- _SHORT TASK_: Repeat the listing in full, word for word.

—————

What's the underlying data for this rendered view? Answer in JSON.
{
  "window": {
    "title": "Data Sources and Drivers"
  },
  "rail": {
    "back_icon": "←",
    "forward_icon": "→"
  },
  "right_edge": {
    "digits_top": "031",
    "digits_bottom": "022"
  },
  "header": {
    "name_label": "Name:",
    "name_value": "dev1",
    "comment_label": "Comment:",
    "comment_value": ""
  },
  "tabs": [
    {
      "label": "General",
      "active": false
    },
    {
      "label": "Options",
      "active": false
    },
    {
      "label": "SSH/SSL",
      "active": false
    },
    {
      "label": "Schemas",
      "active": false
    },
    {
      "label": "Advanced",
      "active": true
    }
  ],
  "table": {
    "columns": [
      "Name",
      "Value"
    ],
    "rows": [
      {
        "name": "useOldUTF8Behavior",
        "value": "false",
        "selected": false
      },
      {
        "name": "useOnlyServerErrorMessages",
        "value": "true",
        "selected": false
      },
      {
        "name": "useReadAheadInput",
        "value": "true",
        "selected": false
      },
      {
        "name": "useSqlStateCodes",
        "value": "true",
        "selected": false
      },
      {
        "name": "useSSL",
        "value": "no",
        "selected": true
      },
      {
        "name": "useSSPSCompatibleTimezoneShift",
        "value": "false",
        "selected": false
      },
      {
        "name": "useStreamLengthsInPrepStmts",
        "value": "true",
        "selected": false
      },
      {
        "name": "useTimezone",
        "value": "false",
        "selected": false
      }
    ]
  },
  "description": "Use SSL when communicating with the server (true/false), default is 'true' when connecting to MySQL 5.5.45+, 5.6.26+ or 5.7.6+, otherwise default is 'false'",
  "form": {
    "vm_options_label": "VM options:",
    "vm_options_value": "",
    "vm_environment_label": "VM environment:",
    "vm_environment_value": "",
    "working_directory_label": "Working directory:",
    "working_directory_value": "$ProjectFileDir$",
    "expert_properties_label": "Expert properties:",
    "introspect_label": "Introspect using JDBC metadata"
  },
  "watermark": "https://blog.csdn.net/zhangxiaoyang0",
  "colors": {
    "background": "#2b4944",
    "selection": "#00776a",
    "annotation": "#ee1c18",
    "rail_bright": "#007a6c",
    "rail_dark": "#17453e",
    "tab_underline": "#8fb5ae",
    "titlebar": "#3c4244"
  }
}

—————

- _RESULT_:
What's the underlying data for this rendered view? Answer in JSON.
{
  "window": {
    "title": "Data Sources and Drivers"
  },
  "rail": {
    "back_icon": "←",
    "forward_icon": "→"
  },
  "right_edge": {
    "digits_top": "031",
    "digits_bottom": "022"
  },
  "header": {
    "name_label": "Name:",
    "name_value": "dev1",
    "comment_label": "Comment:",
    "comment_value": ""
  },
  "tabs": [
    {
      "label": "General",
      "active": false
    },
    {
      "label": "Options",
      "active": false
    },
    {
      "label": "SSH/SSL",
      "active": false
    },
    {
      "label": "Schemas",
      "active": false
    },
    {
      "label": "Advanced",
      "active": true
    }
  ],
  "table": {
    "columns": [
      "Name",
      "Value"
    ],
    "rows": [
      {
        "name": "useOldUTF8Behavior",
        "value": "false",
        "selected": false
      },
      {
        "name": "useOnlyServerErrorMessages",
        "value": "true",
        "selected": false
      },
      {
        "name": "useReadAheadInput",
        "value": "true",
        "selected": false
      },
      {
        "name": "useSqlStateCodes",
        "value": "true",
        "selected": false
      },
      {
        "name": "useSSL",
        "value": "no",
        "selected": true
      },
      {
        "name": "useSSPSCompatibleTimezoneShift",
        "value": "false",
        "selected": false
      },
      {
        "name": "useStreamLengthsInPrepStmts",
        "value": "true",
        "selected": false
      },
      {
        "name": "useTimezone",
        "value": "false",
        "selected": false
      }
    ]
  },
  "description": "Use SSL when communicating with the server (true/false), default is 'true' when connecting to MySQL 5.5.45+, 5.6.26+ or 5.7.6+, otherwise default is 'false'",
  "form": {
    "vm_options_label": "VM options:",
    "vm_options_value": "",
    "vm_environment_label": "VM environment:",
    "vm_environment_value": "",
    "working_directory_label": "Working directory:",
    "working_directory_value": "$ProjectFileDir$",
    "expert_properties_label": "Expert properties:",
    "introspect_label": "Introspect using JDBC metadata"
  },
  "watermark": "https://blog.csdn.net/zhangxiaoyang0",
  "colors": {
    "background": "#2b4944",
    "selection": "#00776a",
    "annotation": "#ee1c18",
    "rail_bright": "#007a6c",
    "rail_dark": "#17453e",
    "tab_underline": "#8fb5ae",
    "titlebar": "#3c4244"
  }
}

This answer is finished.